Instruction:
Copy out each line that includes the word "品牌会员".

Rows:
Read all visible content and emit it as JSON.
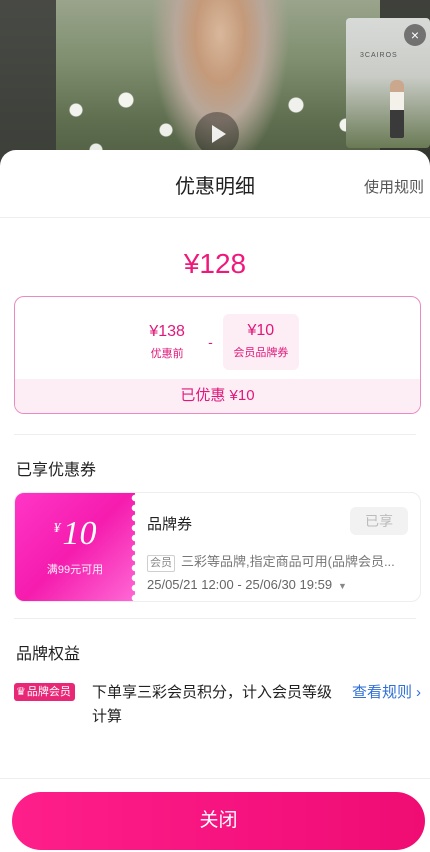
{
  "sheet": {
    "title": "优惠明细",
    "rules_link": "使用规则"
  },
  "summary": {
    "final_price": "¥128",
    "original_price_value": "¥138",
    "original_price_label": "优惠前",
    "minus": "-",
    "coupon_value": "¥10",
    "coupon_label": "会员品牌券",
    "saved_text": "已优惠 ¥10"
  },
  "coupons_section": {
    "title": "已享优惠券",
    "coupon": {
      "currency": "¥",
      "amount": "10",
      "condition": "满99元可用",
      "name": "品牌券",
      "status": "已享",
      "tag": "会员",
      "description": "三彩等品牌,指定商品可用(品牌会员...",
      "validity": "25/05/21 12:00 - 25/06/30 19:59",
      "caret_icon": "▼"
    }
  },
  "benefits_section": {
    "title": "品牌权益",
    "badge": "品牌会员",
    "crown_icon": "♛",
    "text": "下单享三彩会员积分，计入会员等级计算",
    "link": "查看规则",
    "chevron_icon": "›"
  },
  "footer": {
    "close_label": "关闭"
  },
  "video": {
    "mini_sign": "3CAIROS",
    "close_icon": "×"
  },
  "colors": {
    "accent": "#f0187a",
    "link": "#2f6fd6"
  }
}
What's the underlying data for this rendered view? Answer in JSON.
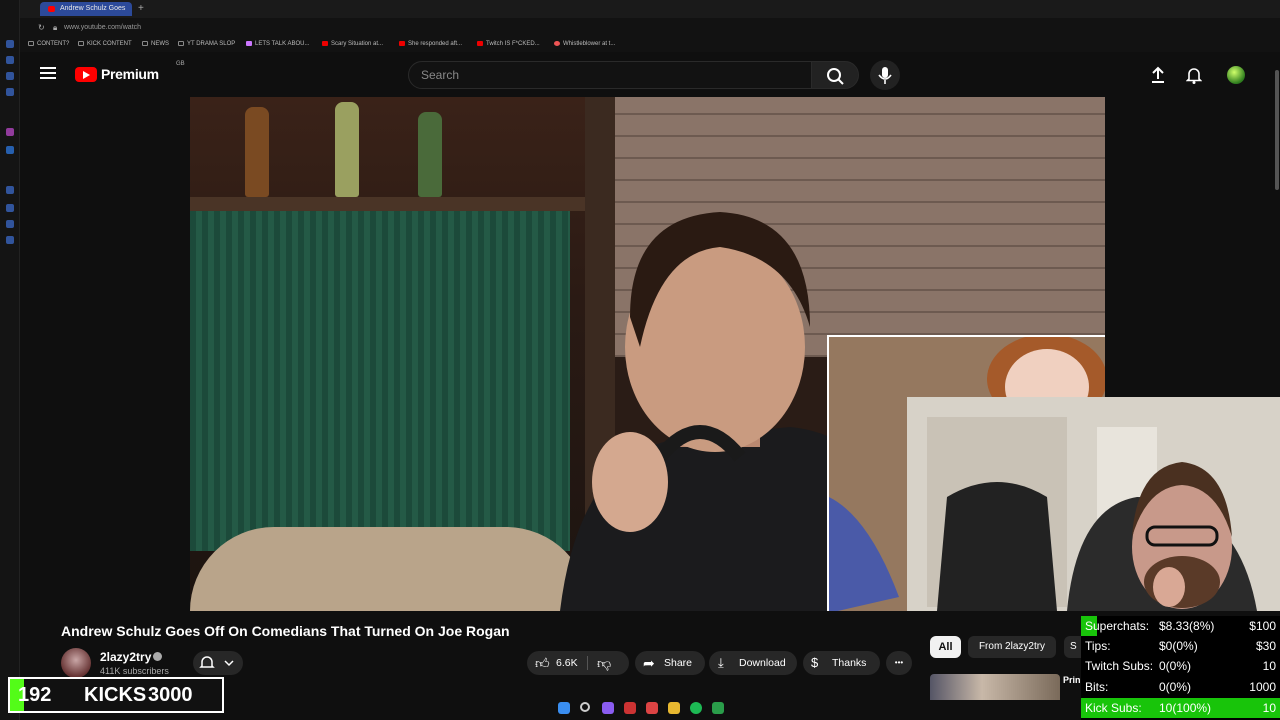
{
  "browser": {
    "tab_title": "Andrew Schulz Goes",
    "url": "www.youtube.com/watch",
    "bookmarks": [
      "CONTENT?",
      "KICK CONTENT",
      "NEWS",
      "YT DRAMA SLOP",
      "LETS TALK ABOU...",
      "Scary Situation at...",
      "She responded aft...",
      "Twitch IS F*CKED...",
      "Whistleblower at t..."
    ]
  },
  "header": {
    "logo_text": "Premium",
    "region": "GB",
    "search_placeholder": "Search"
  },
  "video": {
    "title": "Andrew Schulz Goes Off On Comedians That Turned On Joe Rogan",
    "channel": "2lazy2try",
    "subscribers": "411K subscribers",
    "likes": "6.6K",
    "share_label": "Share",
    "download_label": "Download",
    "thanks_label": "Thanks",
    "more_label": "•••"
  },
  "filters": [
    "All",
    "From 2lazy2try",
    "S"
  ],
  "related": {
    "title_fragment": "Prin"
  },
  "overlay": {
    "kicks_current": "192",
    "kicks_label": "KICKS",
    "kicks_goal": "3000",
    "kicks_progress": 0.064,
    "stats": [
      {
        "name": "Superchats:",
        "value": "$8.33(8%)",
        "goal": "$100",
        "progress": 0.08
      },
      {
        "name": "Tips:",
        "value": "$0(0%)",
        "goal": "$30",
        "progress": 0
      },
      {
        "name": "Twitch Subs:",
        "value": "0(0%)",
        "goal": "10",
        "progress": 0
      },
      {
        "name": "Bits:",
        "value": "0(0%)",
        "goal": "1000",
        "progress": 0
      },
      {
        "name": "Kick Subs:",
        "value": "10(100%)",
        "goal": "10",
        "progress": 1.0
      }
    ]
  },
  "colors": {
    "youtube_red": "#ff0000",
    "kick_green": "#53fc18",
    "stat_green": "#18c40a"
  }
}
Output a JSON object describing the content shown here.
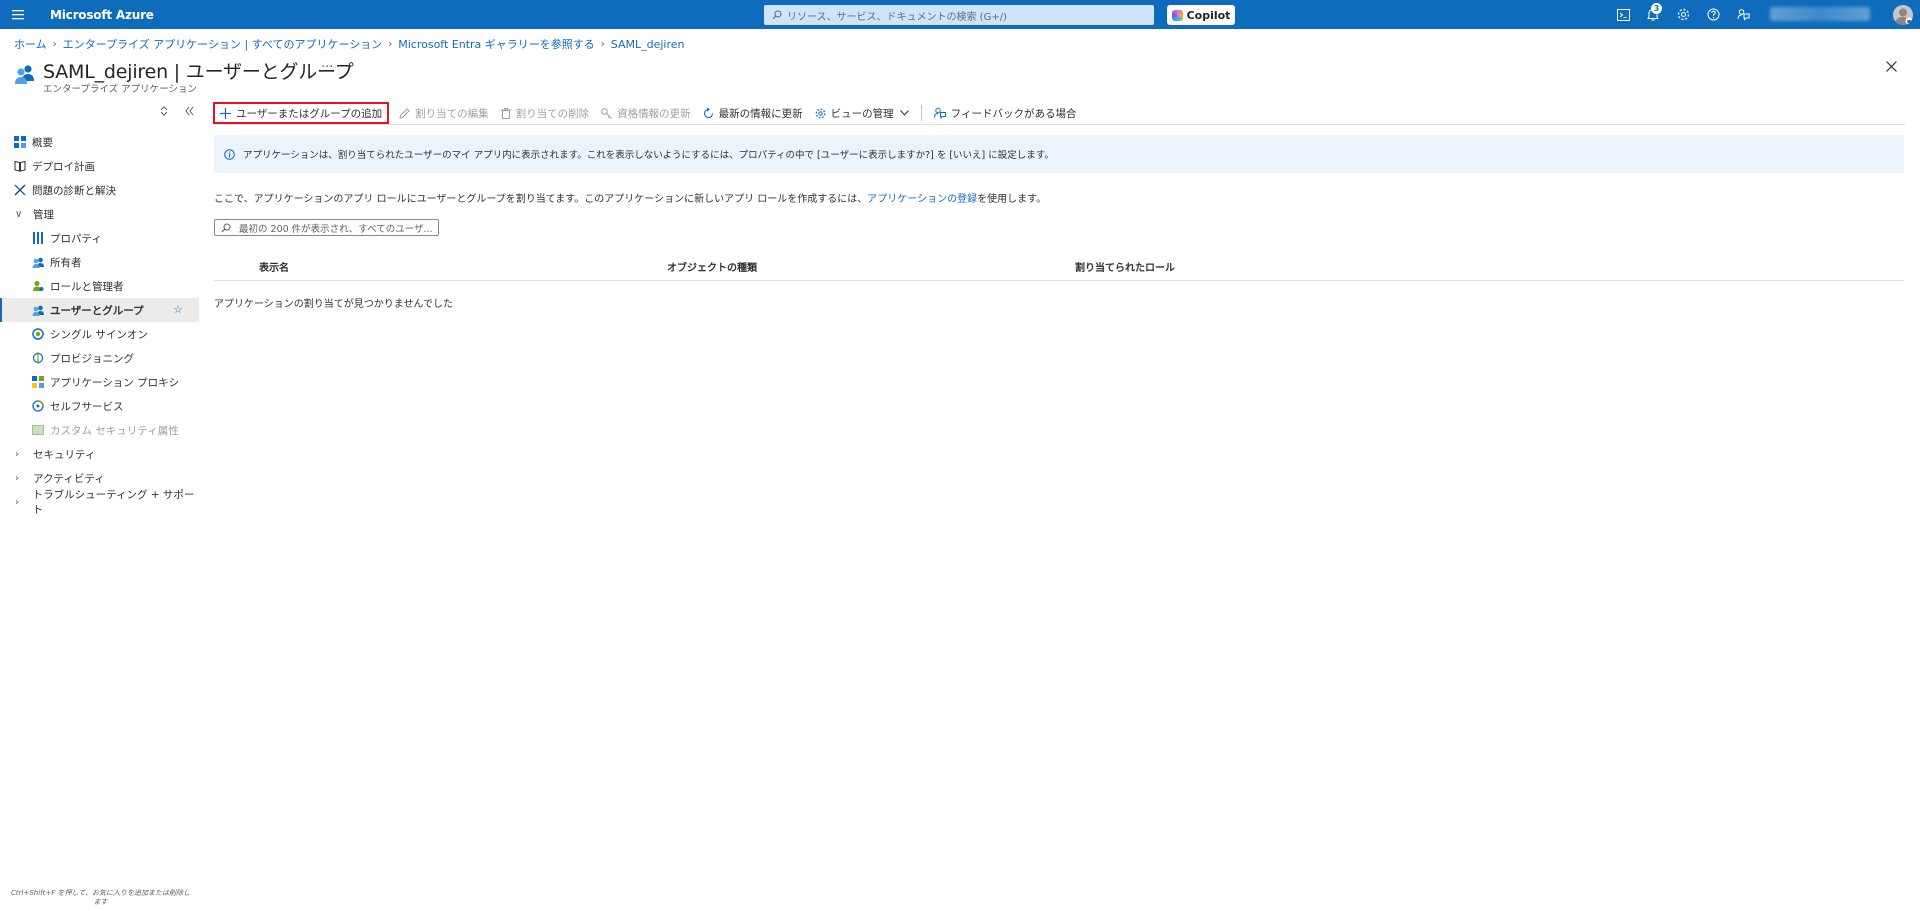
{
  "topbar": {
    "brand": "Microsoft Azure",
    "search_placeholder": "リソース、サービス、ドキュメントの検索 (G+/)",
    "copilot_label": "Copilot",
    "notification_count": "3"
  },
  "breadcrumb": [
    "ホーム",
    "エンタープライズ アプリケーション | すべてのアプリケーション",
    "Microsoft Entra ギャラリーを参照する",
    "SAML_dejiren"
  ],
  "header": {
    "title": "SAML_dejiren | ユーザーとグループ",
    "subtitle": "エンタープライズ アプリケーション",
    "more": "···"
  },
  "sidebar": {
    "items": [
      {
        "label": "概要"
      },
      {
        "label": "デプロイ計画"
      },
      {
        "label": "問題の診断と解決"
      },
      {
        "label": "管理"
      },
      {
        "label": "プロパティ"
      },
      {
        "label": "所有者"
      },
      {
        "label": "ロールと管理者"
      },
      {
        "label": "ユーザーとグループ"
      },
      {
        "label": "シングル サインオン"
      },
      {
        "label": "プロビジョニング"
      },
      {
        "label": "アプリケーション プロキシ"
      },
      {
        "label": "セルフサービス"
      },
      {
        "label": "カスタム セキュリティ属性"
      },
      {
        "label": "セキュリティ"
      },
      {
        "label": "アクティビティ"
      },
      {
        "label": "トラブルシューティング + サポート"
      }
    ],
    "footer_hint": "Ctrl+Shift+F を押して、お気に入りを追加または削除します"
  },
  "commands": {
    "add": "ユーザーまたはグループの追加",
    "edit": "割り当ての編集",
    "remove": "割り当ての削除",
    "update_credentials": "資格情報の更新",
    "refresh": "最新の情報に更新",
    "manage_view": "ビューの管理",
    "feedback": "フィードバックがある場合"
  },
  "info_banner": "アプリケーションは、割り当てられたユーザーのマイ アプリ内に表示されます。これを表示しないようにするには、プロパティの中で [ユーザーに表示しますか?] を [いいえ] に設定します。",
  "description": {
    "before": "ここで、アプリケーションのアプリ ロールにユーザーとグループを割り当てます。このアプリケーションに新しいアプリ ロールを作成するには、",
    "link": "アプリケーションの登録",
    "after": "を使用します。"
  },
  "filter_placeholder": "最初の 200 件が表示され、すべてのユーザ...",
  "table": {
    "columns": [
      "表示名",
      "オブジェクトの種類",
      "割り当てられたロール"
    ],
    "empty_message": "アプリケーションの割り当てが見つかりませんでした"
  },
  "colors": {
    "accent": "#0f6cbd",
    "highlight_border": "#e81123"
  }
}
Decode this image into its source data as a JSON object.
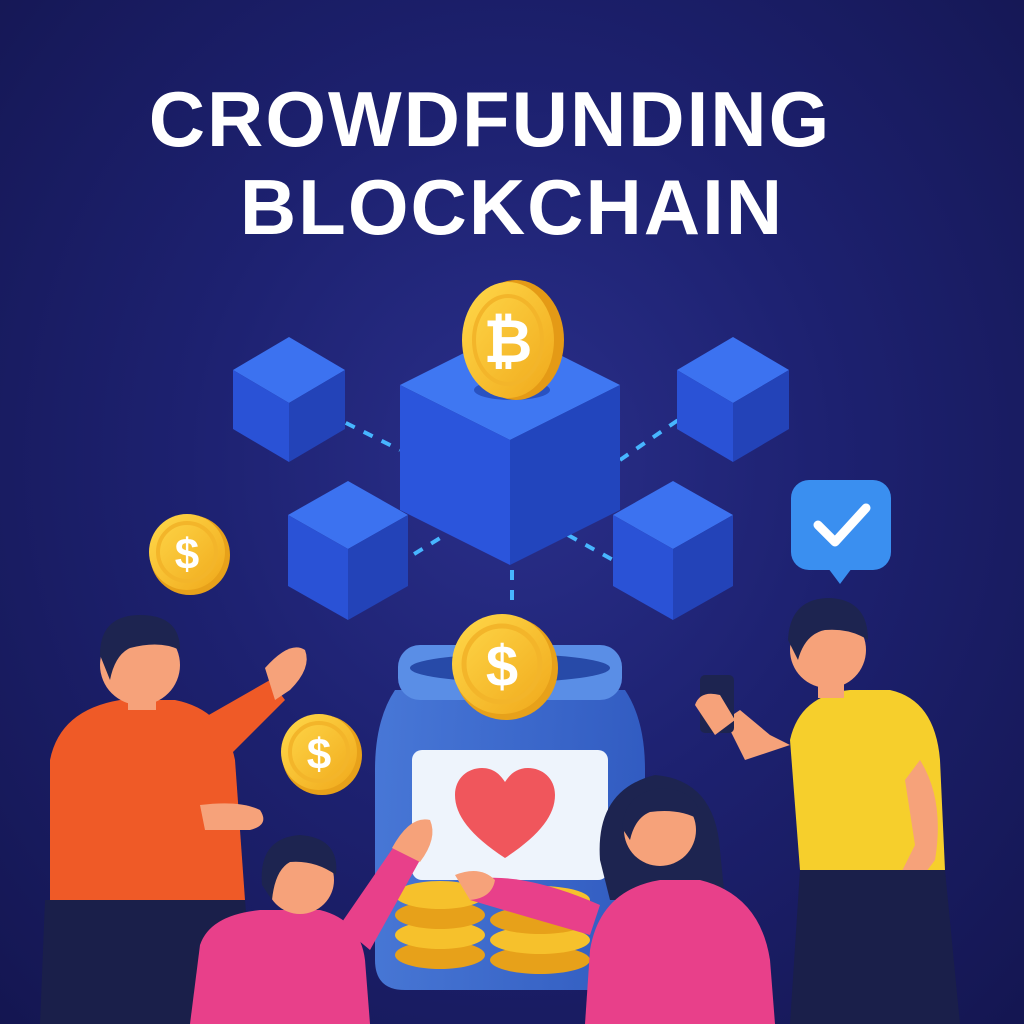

Solution to this problem:
      "description": "三彩等品牌,指定商品可用(品牌会员...",
    "badge": "品牌会员",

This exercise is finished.